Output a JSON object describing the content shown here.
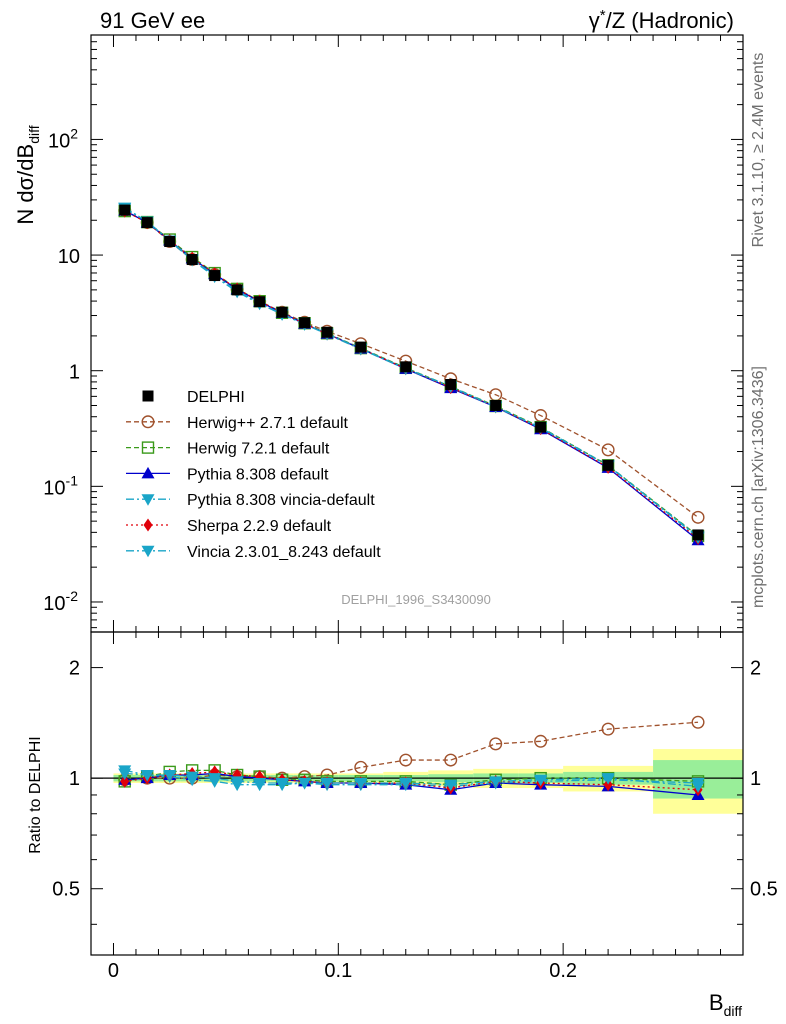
{
  "header": {
    "left": "91 GeV ee",
    "right_base": "γ",
    "right_sup": "*",
    "right_rest": "/Z (Hadronic)"
  },
  "side": {
    "rivet": "Rivet 3.1.10, ≥ 2.4M events",
    "mcplots": "mcplots.cern.ch [arXiv:1306.3436]"
  },
  "watermark": "DELPHI_1996_S3430090",
  "y_upper": {
    "label_main": "N dσ/dB",
    "label_sub": "diff",
    "ticks": [
      {
        "base": "10",
        "exp": "-2",
        "value": 0.01
      },
      {
        "base": "10",
        "exp": "-1",
        "value": 0.1
      },
      {
        "base": "1",
        "exp": "",
        "value": 1
      },
      {
        "base": "10",
        "exp": "",
        "value": 10
      },
      {
        "base": "10",
        "exp": "2",
        "value": 100
      }
    ]
  },
  "y_lower": {
    "label": "Ratio to DELPHI",
    "ticks": [
      {
        "text": "0.5",
        "value": 0.5
      },
      {
        "text": "1",
        "value": 1
      },
      {
        "text": "2",
        "value": 2
      }
    ]
  },
  "x_axis": {
    "label_main": "B",
    "label_sub": "diff",
    "ticks": [
      {
        "text": "0",
        "value": 0
      },
      {
        "text": "0.1",
        "value": 0.1
      },
      {
        "text": "0.2",
        "value": 0.2
      }
    ]
  },
  "chart_data": {
    "type": "line",
    "x_range": [
      -0.01,
      0.28
    ],
    "y_range_upper": [
      0.0055,
      800
    ],
    "log_y_upper": true,
    "y_range_lower": [
      0.33,
      2.5
    ],
    "log_y_lower": true,
    "x": [
      0.005,
      0.015,
      0.025,
      0.035,
      0.045,
      0.055,
      0.065,
      0.075,
      0.085,
      0.095,
      0.11,
      0.13,
      0.15,
      0.17,
      0.19,
      0.22,
      0.26
    ],
    "data_y": [
      24.5,
      19.1,
      13.1,
      9.15,
      6.65,
      5.0,
      3.95,
      3.2,
      2.6,
      2.15,
      1.6,
      1.08,
      0.76,
      0.5,
      0.325,
      0.152,
      0.038
    ],
    "band_edges": [
      0.0,
      0.01,
      0.02,
      0.03,
      0.04,
      0.05,
      0.06,
      0.07,
      0.08,
      0.09,
      0.1,
      0.12,
      0.14,
      0.16,
      0.18,
      0.2,
      0.24,
      0.28
    ],
    "stat_band": [
      0.02,
      0.02,
      0.02,
      0.02,
      0.02,
      0.02,
      0.02,
      0.02,
      0.02,
      0.02,
      0.02,
      0.02,
      0.025,
      0.03,
      0.03,
      0.04,
      0.12
    ],
    "total_band": [
      0.03,
      0.03,
      0.03,
      0.03,
      0.03,
      0.03,
      0.03,
      0.03,
      0.03,
      0.03,
      0.03,
      0.04,
      0.05,
      0.06,
      0.06,
      0.08,
      0.2
    ],
    "series": [
      {
        "name": "DELPHI",
        "color": "#000000",
        "marker": "square-filled",
        "line": "none",
        "ratio": [
          1,
          1,
          1,
          1,
          1,
          1,
          1,
          1,
          1,
          1,
          1,
          1,
          1,
          1,
          1,
          1,
          1
        ]
      },
      {
        "name": "Herwig++ 2.7.1 default",
        "color": "#a0522d",
        "marker": "circle-open",
        "line": "dashed",
        "ratio": [
          0.99,
          1.0,
          1.0,
          1.0,
          1.02,
          1.01,
          1.01,
          1.0,
          1.01,
          1.02,
          1.07,
          1.12,
          1.12,
          1.24,
          1.26,
          1.36,
          1.42
        ]
      },
      {
        "name": "Herwig 7.2.1 default",
        "color": "#3a9a1a",
        "marker": "square-open",
        "line": "dashed",
        "ratio": [
          0.98,
          1.01,
          1.04,
          1.05,
          1.05,
          1.02,
          1.01,
          0.99,
          0.99,
          0.98,
          0.98,
          0.98,
          0.96,
          0.99,
          1.0,
          1.0,
          0.98
        ]
      },
      {
        "name": "Pythia 8.308 default",
        "color": "#0000cc",
        "marker": "triangle-up-filled",
        "line": "solid",
        "ratio": [
          0.99,
          1.0,
          1.02,
          1.02,
          1.03,
          1.01,
          1.0,
          0.99,
          0.98,
          0.97,
          0.97,
          0.96,
          0.93,
          0.97,
          0.96,
          0.95,
          0.9
        ]
      },
      {
        "name": "Pythia 8.308 vincia-default",
        "color": "#1aa5c8",
        "marker": "triangle-down-filled",
        "line": "dashdot",
        "ratio": [
          1.05,
          1.02,
          1.01,
          0.99,
          0.98,
          0.96,
          0.96,
          0.96,
          0.97,
          0.96,
          0.96,
          0.96,
          0.95,
          0.97,
          0.98,
          0.99,
          0.97
        ]
      },
      {
        "name": "Sherpa 2.2.9 default",
        "color": "#e0000a",
        "marker": "diamond-filled",
        "line": "dotted",
        "ratio": [
          0.98,
          1.0,
          1.02,
          1.03,
          1.04,
          1.02,
          1.01,
          0.99,
          0.98,
          0.97,
          0.97,
          0.97,
          0.94,
          0.98,
          0.97,
          0.96,
          0.93
        ]
      },
      {
        "name": "Vincia 2.3.01_8.243 default",
        "color": "#1aa5c8",
        "marker": "triangle-down-filled",
        "line": "dashdot",
        "ratio": [
          1.03,
          1.02,
          1.02,
          1.01,
          1.0,
          0.98,
          0.97,
          0.97,
          0.97,
          0.97,
          0.97,
          0.97,
          0.96,
          0.98,
          0.99,
          1.0,
          0.95
        ]
      }
    ]
  }
}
##############################
■ **Set task**
Restate each line of the records exactly; pictures do not belong in the copy.

■ **Solution to the exercise**
Output a JSON object describing the content shown here.
{
  "header": {
    "left": "91 GeV ee",
    "right_base": "γ",
    "right_sup": "*",
    "right_rest": "/Z (Hadronic)"
  },
  "side": {
    "rivet": "Rivet 3.1.10, ≥ 2.4M events",
    "mcplots": "mcplots.cern.ch [arXiv:1306.3436]"
  },
  "watermark": "DELPHI_1996_S3430090",
  "y_upper": {
    "label_main": "N dσ/dB",
    "label_sub": "diff",
    "ticks": [
      {
        "base": "10",
        "exp": "-2",
        "value": 0.01
      },
      {
        "base": "10",
        "exp": "-1",
        "value": 0.1
      },
      {
        "base": "1",
        "exp": "",
        "value": 1
      },
      {
        "base": "10",
        "exp": "",
        "value": 10
      },
      {
        "base": "10",
        "exp": "2",
        "value": 100
      }
    ]
  },
  "y_lower": {
    "label": "Ratio to DELPHI",
    "ticks": [
      {
        "text": "0.5",
        "value": 0.5
      },
      {
        "text": "1",
        "value": 1
      },
      {
        "text": "2",
        "value": 2
      }
    ]
  },
  "x_axis": {
    "label_main": "B",
    "label_sub": "diff",
    "ticks": [
      {
        "text": "0",
        "value": 0
      },
      {
        "text": "0.1",
        "value": 0.1
      },
      {
        "text": "0.2",
        "value": 0.2
      }
    ]
  },
  "chart_data": {
    "type": "line",
    "x_range": [
      -0.01,
      0.28
    ],
    "y_range_upper": [
      0.0055,
      800
    ],
    "log_y_upper": true,
    "y_range_lower": [
      0.33,
      2.5
    ],
    "log_y_lower": true,
    "x": [
      0.005,
      0.015,
      0.025,
      0.035,
      0.045,
      0.055,
      0.065,
      0.075,
      0.085,
      0.095,
      0.11,
      0.13,
      0.15,
      0.17,
      0.19,
      0.22,
      0.26
    ],
    "data_y": [
      24.5,
      19.1,
      13.1,
      9.15,
      6.65,
      5.0,
      3.95,
      3.2,
      2.6,
      2.15,
      1.6,
      1.08,
      0.76,
      0.5,
      0.325,
      0.152,
      0.038
    ],
    "band_edges": [
      0.0,
      0.01,
      0.02,
      0.03,
      0.04,
      0.05,
      0.06,
      0.07,
      0.08,
      0.09,
      0.1,
      0.12,
      0.14,
      0.16,
      0.18,
      0.2,
      0.24,
      0.28
    ],
    "stat_band": [
      0.02,
      0.02,
      0.02,
      0.02,
      0.02,
      0.02,
      0.02,
      0.02,
      0.02,
      0.02,
      0.02,
      0.02,
      0.025,
      0.03,
      0.03,
      0.04,
      0.12
    ],
    "total_band": [
      0.03,
      0.03,
      0.03,
      0.03,
      0.03,
      0.03,
      0.03,
      0.03,
      0.03,
      0.03,
      0.03,
      0.04,
      0.05,
      0.06,
      0.06,
      0.08,
      0.2
    ],
    "series": [
      {
        "name": "DELPHI",
        "color": "#000000",
        "marker": "square-filled",
        "line": "none",
        "ratio": [
          1,
          1,
          1,
          1,
          1,
          1,
          1,
          1,
          1,
          1,
          1,
          1,
          1,
          1,
          1,
          1,
          1
        ]
      },
      {
        "name": "Herwig++ 2.7.1 default",
        "color": "#a0522d",
        "marker": "circle-open",
        "line": "dashed",
        "ratio": [
          0.99,
          1.0,
          1.0,
          1.0,
          1.02,
          1.01,
          1.01,
          1.0,
          1.01,
          1.02,
          1.07,
          1.12,
          1.12,
          1.24,
          1.26,
          1.36,
          1.42
        ]
      },
      {
        "name": "Herwig 7.2.1 default",
        "color": "#3a9a1a",
        "marker": "square-open",
        "line": "dashed",
        "ratio": [
          0.98,
          1.01,
          1.04,
          1.05,
          1.05,
          1.02,
          1.01,
          0.99,
          0.99,
          0.98,
          0.98,
          0.98,
          0.96,
          0.99,
          1.0,
          1.0,
          0.98
        ]
      },
      {
        "name": "Pythia 8.308 default",
        "color": "#0000cc",
        "marker": "triangle-up-filled",
        "line": "solid",
        "ratio": [
          0.99,
          1.0,
          1.02,
          1.02,
          1.03,
          1.01,
          1.0,
          0.99,
          0.98,
          0.97,
          0.97,
          0.96,
          0.93,
          0.97,
          0.96,
          0.95,
          0.9
        ]
      },
      {
        "name": "Pythia 8.308 vincia-default",
        "color": "#1aa5c8",
        "marker": "triangle-down-filled",
        "line": "dashdot",
        "ratio": [
          1.05,
          1.02,
          1.01,
          0.99,
          0.98,
          0.96,
          0.96,
          0.96,
          0.97,
          0.96,
          0.96,
          0.96,
          0.95,
          0.97,
          0.98,
          0.99,
          0.97
        ]
      },
      {
        "name": "Sherpa 2.2.9 default",
        "color": "#e0000a",
        "marker": "diamond-filled",
        "line": "dotted",
        "ratio": [
          0.98,
          1.0,
          1.02,
          1.03,
          1.04,
          1.02,
          1.01,
          0.99,
          0.98,
          0.97,
          0.97,
          0.97,
          0.94,
          0.98,
          0.97,
          0.96,
          0.93
        ]
      },
      {
        "name": "Vincia 2.3.01_8.243 default",
        "color": "#1aa5c8",
        "marker": "triangle-down-filled",
        "line": "dashdot",
        "ratio": [
          1.03,
          1.02,
          1.02,
          1.01,
          1.0,
          0.98,
          0.97,
          0.97,
          0.97,
          0.97,
          0.97,
          0.97,
          0.96,
          0.98,
          0.99,
          1.0,
          0.95
        ]
      }
    ]
  }
}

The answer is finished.